> [TASK TO COMPLETE]
The records below should be written out again, exactly.

(Source records)

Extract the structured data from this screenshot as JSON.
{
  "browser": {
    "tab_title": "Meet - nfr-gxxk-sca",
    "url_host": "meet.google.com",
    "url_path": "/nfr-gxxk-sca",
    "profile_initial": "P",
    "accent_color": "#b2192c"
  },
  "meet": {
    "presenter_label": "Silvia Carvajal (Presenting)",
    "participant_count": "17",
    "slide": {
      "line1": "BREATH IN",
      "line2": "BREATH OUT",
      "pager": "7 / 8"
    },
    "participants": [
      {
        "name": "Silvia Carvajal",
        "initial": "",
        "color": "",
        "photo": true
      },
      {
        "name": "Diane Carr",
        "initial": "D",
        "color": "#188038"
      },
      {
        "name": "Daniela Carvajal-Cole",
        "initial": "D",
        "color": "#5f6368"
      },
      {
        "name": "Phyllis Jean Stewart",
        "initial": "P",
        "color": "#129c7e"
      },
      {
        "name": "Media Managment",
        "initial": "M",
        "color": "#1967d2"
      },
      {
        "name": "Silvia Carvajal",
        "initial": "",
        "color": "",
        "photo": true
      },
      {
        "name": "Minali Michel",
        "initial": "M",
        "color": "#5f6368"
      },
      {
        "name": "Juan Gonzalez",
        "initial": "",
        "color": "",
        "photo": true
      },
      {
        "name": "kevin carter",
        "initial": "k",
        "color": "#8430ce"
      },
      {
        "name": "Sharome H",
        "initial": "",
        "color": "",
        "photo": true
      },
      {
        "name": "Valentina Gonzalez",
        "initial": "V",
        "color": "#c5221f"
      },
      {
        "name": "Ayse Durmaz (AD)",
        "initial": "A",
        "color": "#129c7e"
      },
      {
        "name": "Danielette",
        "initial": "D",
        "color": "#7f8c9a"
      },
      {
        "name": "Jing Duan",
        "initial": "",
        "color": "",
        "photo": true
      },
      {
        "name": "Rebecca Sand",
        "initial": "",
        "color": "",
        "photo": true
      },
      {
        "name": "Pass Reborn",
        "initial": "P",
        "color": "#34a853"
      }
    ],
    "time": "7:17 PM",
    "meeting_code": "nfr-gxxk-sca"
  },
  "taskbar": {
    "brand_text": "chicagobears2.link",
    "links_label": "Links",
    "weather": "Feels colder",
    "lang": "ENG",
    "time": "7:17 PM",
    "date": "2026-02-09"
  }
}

> [WORKED ANSWER]
Extract the structured data from this screenshot as JSON.
{
  "browser": {
    "tab_title": "Meet - nfr-gxxk-sca",
    "url_host": "meet.google.com",
    "url_path": "/nfr-gxxk-sca",
    "profile_initial": "P",
    "accent_color": "#b2192c"
  },
  "meet": {
    "presenter_label": "Silvia Carvajal (Presenting)",
    "participant_count": "17",
    "slide": {
      "line1": "BREATH IN",
      "line2": "BREATH OUT",
      "pager": "7 / 8"
    },
    "participants": [
      {
        "name": "Silvia Carvajal",
        "initial": "",
        "color": "",
        "photo": true
      },
      {
        "name": "Diane Carr",
        "initial": "D",
        "color": "#188038"
      },
      {
        "name": "Daniela Carvajal-Cole",
        "initial": "D",
        "color": "#5f6368"
      },
      {
        "name": "Phyllis Jean Stewart",
        "initial": "P",
        "color": "#129c7e"
      },
      {
        "name": "Media Managment",
        "initial": "M",
        "color": "#1967d2"
      },
      {
        "name": "Silvia Carvajal",
        "initial": "",
        "color": "",
        "photo": true
      },
      {
        "name": "Minali Michel",
        "initial": "M",
        "color": "#5f6368"
      },
      {
        "name": "Juan Gonzalez",
        "initial": "",
        "color": "",
        "photo": true
      },
      {
        "name": "kevin carter",
        "initial": "k",
        "color": "#8430ce"
      },
      {
        "name": "Sharome H",
        "initial": "",
        "color": "",
        "photo": true
      },
      {
        "name": "Valentina Gonzalez",
        "initial": "V",
        "color": "#c5221f"
      },
      {
        "name": "Ayse Durmaz (AD)",
        "initial": "A",
        "color": "#129c7e"
      },
      {
        "name": "Danielette",
        "initial": "D",
        "color": "#7f8c9a"
      },
      {
        "name": "Jing Duan",
        "initial": "",
        "color": "",
        "photo": true
      },
      {
        "name": "Rebecca Sand",
        "initial": "",
        "color": "",
        "photo": true
      },
      {
        "name": "Pass Reborn",
        "initial": "P",
        "color": "#34a853"
      }
    ],
    "time": "7:17 PM",
    "meeting_code": "nfr-gxxk-sca"
  },
  "taskbar": {
    "brand_text": "chicagobears2.link",
    "links_label": "Links",
    "weather": "Feels colder",
    "lang": "ENG",
    "time": "7:17 PM",
    "date": "2026-02-09"
  }
}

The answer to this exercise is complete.